# [Text section]
┌──
Skip every other tip in this post before you skip this one.

Rinse the cooked pasta under cool water to fully stop the cooking. I rinse the pasta until I can hold a strand between my fingers without flinching.

Pasta that’s still hot will wilt the spinach, melt the mozzarella pearls into a stringy mess, and turn the pesto from vibrant green to dull olive. Everything else in this recipe forgives small mistakes; this one doesn’t.

Ingredient Notes

A variety of fresh and packaged ingredients for Pesto Pasta Salad on a marble counter, including baby spinach, basil, rotini pasta, grape tomatoes, bocconcini cheese, garlic, lemon, pine nuts, Parmesan cheese, olive oil, and canned tomatoes.

  • Remove the stems on the basil. They make the pesto stringy and slightly bitter, and they show up as black specks in the finished sauce.
  • Once the stems are removed, a 4-oz package of basil packs down to about 2 cups.
  • Choose fresh garlic, not jarred, if you can. I tested this recipe twice on the same afternoon and the fresh-garlic pesto won by a landslide when it came to color, taste and smell.
  • Grate your parmesan from a wedge. The anti-caking agents in pre-grated cheese doesn’t soften into the pesto as well.
  • Pat the mozzarella pearls dry on a paper towel right before adding. Wet mozzarella leaks a milky film into the dressing that thins the pesto.
  • If pine nuts are expensive in your area, walnuts work as a great substitute.
  • You can use jarred pesto in a pinch: Choose a high-quality brand if you’re short on time.
  • Serve it as a side or make it the main dish with a little grilled chicken on top.
└──
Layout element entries
┌──
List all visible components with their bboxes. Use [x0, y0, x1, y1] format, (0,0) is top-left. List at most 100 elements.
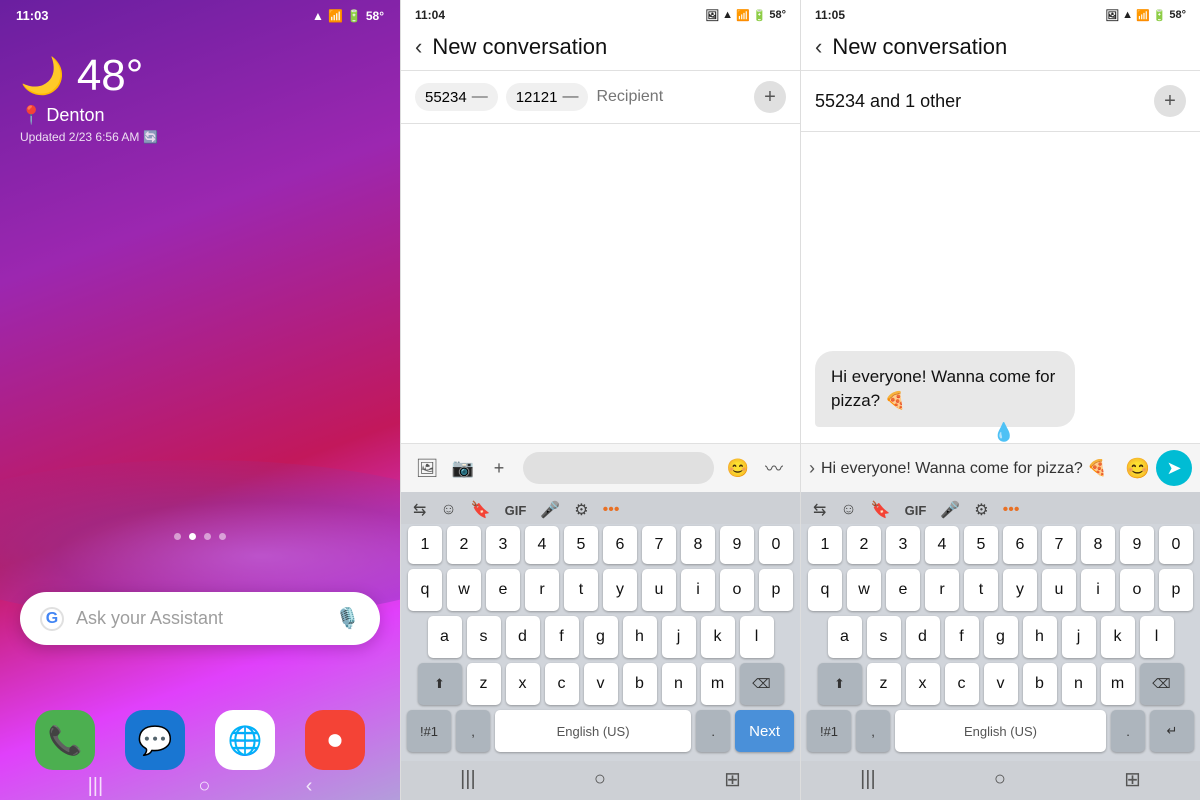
key-backspace-2[interactable]: ⌫ [740, 663, 784, 705]
key3-symbols[interactable]: !#1 [807, 710, 851, 752]
dock-chrome[interactable]: 🌐 [215, 710, 275, 770]
key-2[interactable]: 2 [447, 526, 481, 564]
kb-mic-icon-3[interactable]: 🎤 [936, 498, 964, 522]
key3-shift[interactable]: ⬆ [818, 663, 862, 705]
key-7[interactable]: 7 [642, 526, 676, 564]
key3-w[interactable]: w [847, 569, 881, 611]
key-l[interactable]: l [740, 616, 774, 658]
kb-mic-icon[interactable]: 🎤 [536, 498, 564, 522]
key-e[interactable]: e [486, 569, 520, 611]
message-text-bar[interactable] [523, 452, 714, 484]
key3-enter[interactable]: ↵ [1150, 710, 1194, 752]
key-0[interactable]: 0 [759, 526, 793, 564]
key3-s[interactable]: s [867, 616, 901, 658]
key3-m[interactable]: m [1101, 663, 1135, 705]
key3-v[interactable]: v [984, 663, 1018, 705]
key3-r[interactable]: r [925, 569, 959, 611]
assistant-colorful-icon[interactable]: 🎙️ [335, 606, 360, 631]
key3-period[interactable]: . [1111, 710, 1145, 752]
key-4[interactable]: 4 [525, 526, 559, 564]
key-f[interactable]: f [545, 616, 579, 658]
key3-y[interactable]: y [1003, 569, 1037, 611]
add-recipient-button[interactable]: + [754, 81, 786, 113]
kb-emoji-icon-3[interactable]: ☺ [836, 499, 860, 521]
key-5[interactable]: 5 [564, 526, 598, 564]
message-input[interactable] [821, 459, 1119, 477]
key3-4[interactable]: 4 [925, 526, 959, 564]
key3-5[interactable]: 5 [964, 526, 998, 564]
key3-c[interactable]: c [945, 663, 979, 705]
key3-j[interactable]: j [1062, 616, 1096, 658]
key-d[interactable]: d [506, 616, 540, 658]
key3-o[interactable]: o [1120, 569, 1154, 611]
emoji-keyboard-icon[interactable]: 😊 [1125, 456, 1150, 481]
key3-n[interactable]: n [1062, 663, 1096, 705]
key-t[interactable]: t [564, 569, 598, 611]
key-n[interactable]: n [662, 663, 696, 705]
key-space-2[interactable]: English (US) [495, 710, 691, 752]
key3-9[interactable]: 9 [1120, 526, 1154, 564]
nav-back-2[interactable]: ⊞ [724, 767, 741, 792]
nav-home-icon[interactable]: ○ [198, 775, 210, 798]
voice-wave-icon[interactable]: 〰 [756, 450, 792, 486]
key3-6[interactable]: 6 [1003, 526, 1037, 564]
kb-translate-icon[interactable]: ⇆ [409, 498, 430, 522]
key3-d[interactable]: d [906, 616, 940, 658]
key3-i[interactable]: i [1081, 569, 1115, 611]
key3-0[interactable]: 0 [1159, 526, 1193, 564]
key-h[interactable]: h [623, 616, 657, 658]
back-button-3[interactable]: ‹ [815, 34, 822, 60]
nav-recent-icon[interactable]: ||| [88, 775, 104, 798]
key-space-3[interactable]: English (US) [895, 710, 1106, 752]
kb-more-icon[interactable]: ••• [599, 499, 624, 521]
chip-55234-remove[interactable]: — [472, 88, 488, 106]
key3-b[interactable]: b [1023, 663, 1057, 705]
key3-backspace[interactable]: ⌫ [1140, 663, 1184, 705]
key-u[interactable]: u [642, 569, 676, 611]
kb-more-icon-3[interactable]: ••• [999, 499, 1024, 521]
assistant-bar[interactable]: G Ask your Assistant 🎙️ [20, 592, 380, 645]
key3-g[interactable]: g [984, 616, 1018, 658]
recipients-row-2[interactable]: 55234 — 12121 — + [401, 71, 800, 124]
key-v[interactable]: v [584, 663, 618, 705]
key-c[interactable]: c [545, 663, 579, 705]
key3-h[interactable]: h [1023, 616, 1057, 658]
dock-screen-rec[interactable]: ⏺ [305, 710, 365, 770]
key-6[interactable]: 6 [603, 526, 637, 564]
recipient-input[interactable] [596, 88, 746, 106]
kb-gif-icon-3[interactable]: GIF [901, 501, 931, 520]
kb-settings-icon-3[interactable]: ⚙ [970, 498, 992, 522]
key-i[interactable]: i [681, 569, 715, 611]
add-recipient-btn-3[interactable]: + [1154, 85, 1186, 117]
key-comma-2[interactable]: , [456, 710, 490, 752]
key-w[interactable]: w [447, 569, 481, 611]
camera-icon[interactable]: 📷 [445, 450, 481, 486]
key3-a[interactable]: a [828, 616, 862, 658]
key-period-2[interactable]: . [696, 710, 730, 752]
key-shift-2[interactable]: ⬆ [418, 663, 462, 705]
key-x[interactable]: x [506, 663, 540, 705]
nav-home-2[interactable]: ○ [594, 768, 606, 791]
key-a[interactable]: a [428, 616, 462, 658]
key3-u[interactable]: u [1042, 569, 1076, 611]
key3-1[interactable]: 1 [808, 526, 842, 564]
kb-sticker-icon[interactable]: 🔖 [467, 498, 495, 522]
key-9[interactable]: 9 [720, 526, 754, 564]
key-r[interactable]: r [525, 569, 559, 611]
nav-home-3[interactable]: ○ [994, 768, 1006, 791]
dock-messages[interactable]: 💬 [125, 710, 185, 770]
key-s[interactable]: s [467, 616, 501, 658]
send-button[interactable]: ➤ [1156, 450, 1192, 486]
emoji-sticker-icon[interactable]: 😊 [720, 450, 756, 486]
key-q[interactable]: q [408, 569, 442, 611]
key-z[interactable]: z [467, 663, 501, 705]
kb-settings-icon[interactable]: ⚙ [570, 498, 592, 522]
key3-t[interactable]: t [964, 569, 998, 611]
key-k[interactable]: k [701, 616, 735, 658]
key-y[interactable]: y [603, 569, 637, 611]
key-symbols-2[interactable]: !#1 [407, 710, 451, 752]
key-1[interactable]: 1 [408, 526, 442, 564]
chip-12121-remove[interactable]: — [562, 88, 578, 106]
key3-comma[interactable]: , [856, 710, 890, 752]
key-g[interactable]: g [584, 616, 618, 658]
└──
# [Challenges]
A: Return, word for word, the portion of the pesto pasta salad text from "A variety of" up to and including "and canned tomatoes.".
B: According to the pesto pasta salad text, what should be done with the mozzarella pearls right before they are added?

# [The results]
A:
A variety of fresh and packaged ingredients for Pesto Pasta Salad on a marble counter, including baby spinach, basil, rotini pasta, grape tomatoes, bocconcini cheese, garlic, lemon, pine nuts, Parmesan cheese, olive oil, and canned tomatoes.

B: Pat them dry on a paper towel.